> _Job_
Copy out the listing exactly.

> _Given records_

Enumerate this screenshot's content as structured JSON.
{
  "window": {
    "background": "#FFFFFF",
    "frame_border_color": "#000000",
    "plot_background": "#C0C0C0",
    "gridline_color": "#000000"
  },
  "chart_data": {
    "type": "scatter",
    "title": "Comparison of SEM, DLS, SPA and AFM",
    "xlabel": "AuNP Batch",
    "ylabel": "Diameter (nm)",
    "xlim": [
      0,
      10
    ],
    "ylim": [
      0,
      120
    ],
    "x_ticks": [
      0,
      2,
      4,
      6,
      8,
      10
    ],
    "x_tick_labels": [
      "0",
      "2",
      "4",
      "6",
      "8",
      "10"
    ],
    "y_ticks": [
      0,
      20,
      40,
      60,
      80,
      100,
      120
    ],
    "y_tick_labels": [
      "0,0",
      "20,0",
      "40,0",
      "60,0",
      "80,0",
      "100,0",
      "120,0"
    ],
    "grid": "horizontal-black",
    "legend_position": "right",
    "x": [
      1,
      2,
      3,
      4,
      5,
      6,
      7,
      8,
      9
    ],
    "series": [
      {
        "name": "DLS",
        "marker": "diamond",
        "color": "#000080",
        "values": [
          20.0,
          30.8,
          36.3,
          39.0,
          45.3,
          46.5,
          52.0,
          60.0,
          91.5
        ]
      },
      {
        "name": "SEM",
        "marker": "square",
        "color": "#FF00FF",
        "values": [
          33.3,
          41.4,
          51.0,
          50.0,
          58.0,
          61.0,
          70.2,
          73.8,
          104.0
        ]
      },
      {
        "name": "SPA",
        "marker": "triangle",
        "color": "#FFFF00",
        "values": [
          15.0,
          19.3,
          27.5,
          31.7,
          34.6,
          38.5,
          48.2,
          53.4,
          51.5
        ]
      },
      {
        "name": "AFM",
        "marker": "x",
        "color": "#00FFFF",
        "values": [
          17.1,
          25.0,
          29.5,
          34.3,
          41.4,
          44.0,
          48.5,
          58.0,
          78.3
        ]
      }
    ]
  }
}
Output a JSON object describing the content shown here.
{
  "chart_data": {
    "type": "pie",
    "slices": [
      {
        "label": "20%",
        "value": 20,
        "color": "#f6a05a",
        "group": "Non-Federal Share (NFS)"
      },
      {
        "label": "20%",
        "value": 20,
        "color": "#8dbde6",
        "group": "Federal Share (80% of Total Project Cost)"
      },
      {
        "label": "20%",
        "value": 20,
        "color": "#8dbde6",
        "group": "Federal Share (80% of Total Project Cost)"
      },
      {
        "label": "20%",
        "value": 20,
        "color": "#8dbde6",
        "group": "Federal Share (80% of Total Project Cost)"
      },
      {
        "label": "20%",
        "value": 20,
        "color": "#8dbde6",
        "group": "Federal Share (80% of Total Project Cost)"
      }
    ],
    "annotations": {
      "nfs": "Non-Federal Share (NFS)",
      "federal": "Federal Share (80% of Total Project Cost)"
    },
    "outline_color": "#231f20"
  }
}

> _Solution to this task_
Enumerate this screenshot's content as structured JSON.
{
  "window": {
    "background": "#FFFFFF",
    "frame_border_color": "#000000",
    "plot_background": "#C0C0C0",
    "gridline_color": "#000000"
  },
  "chart_data": {
    "type": "scatter",
    "title": "Comparison of SEM, DLS, SPA and AFM",
    "xlabel": "AuNP Batch",
    "ylabel": "Diameter (nm)",
    "xlim": [
      0,
      10
    ],
    "ylim": [
      0,
      120
    ],
    "x_ticks": [
      0,
      2,
      4,
      6,
      8,
      10
    ],
    "x_tick_labels": [
      "0",
      "2",
      "4",
      "6",
      "8",
      "10"
    ],
    "y_ticks": [
      0,
      20,
      40,
      60,
      80,
      100,
      120
    ],
    "y_tick_labels": [
      "0,0",
      "20,0",
      "40,0",
      "60,0",
      "80,0",
      "100,0",
      "120,0"
    ],
    "grid": "horizontal-black",
    "legend_position": "right",
    "x": [
      1,
      2,
      3,
      4,
      5,
      6,
      7,
      8,
      9
    ],
    "series": [
      {
        "name": "DLS",
        "marker": "diamond",
        "color": "#000080",
        "values": [
          20.0,
          30.8,
          36.3,
          39.0,
          45.3,
          46.5,
          52.0,
          60.0,
          91.5
        ]
      },
      {
        "name": "SEM",
        "marker": "square",
        "color": "#FF00FF",
        "values": [
          33.3,
          41.4,
          51.0,
          50.0,
          58.0,
          61.0,
          70.2,
          73.8,
          104.0
        ]
      },
      {
        "name": "SPA",
        "marker": "triangle",
        "color": "#FFFF00",
        "values": [
          15.0,
          19.3,
          27.5,
          31.7,
          34.6,
          38.5,
          48.2,
          53.4,
          51.5
        ]
      },
      {
        "name": "AFM",
        "marker": "x",
        "color": "#00FFFF",
        "values": [
          17.1,
          25.0,
          29.5,
          34.3,
          41.4,
          44.0,
          48.5,
          58.0,
          78.3
        ]
      }
    ]
  }
}
Output a JSON object describing the content shown here.
{
  "chart_data": {
    "type": "pie",
    "slices": [
      {
        "label": "20%",
        "value": 20,
        "color": "#f6a05a",
        "group": "Non-Federal Share (NFS)"
      },
      {
        "label": "20%",
        "value": 20,
        "color": "#8dbde6",
        "group": "Federal Share (80% of Total Project Cost)"
      },
      {
        "label": "20%",
        "value": 20,
        "color": "#8dbde6",
        "group": "Federal Share (80% of Total Project Cost)"
      },
      {
        "label": "20%",
        "value": 20,
        "color": "#8dbde6",
        "group": "Federal Share (80% of Total Project Cost)"
      },
      {
        "label": "20%",
        "value": 20,
        "color": "#8dbde6",
        "group": "Federal Share (80% of Total Project Cost)"
      }
    ],
    "annotations": {
      "nfs": "Non-Federal Share (NFS)",
      "federal": "Federal Share (80% of Total Project Cost)"
    },
    "outline_color": "#231f20"
  }
}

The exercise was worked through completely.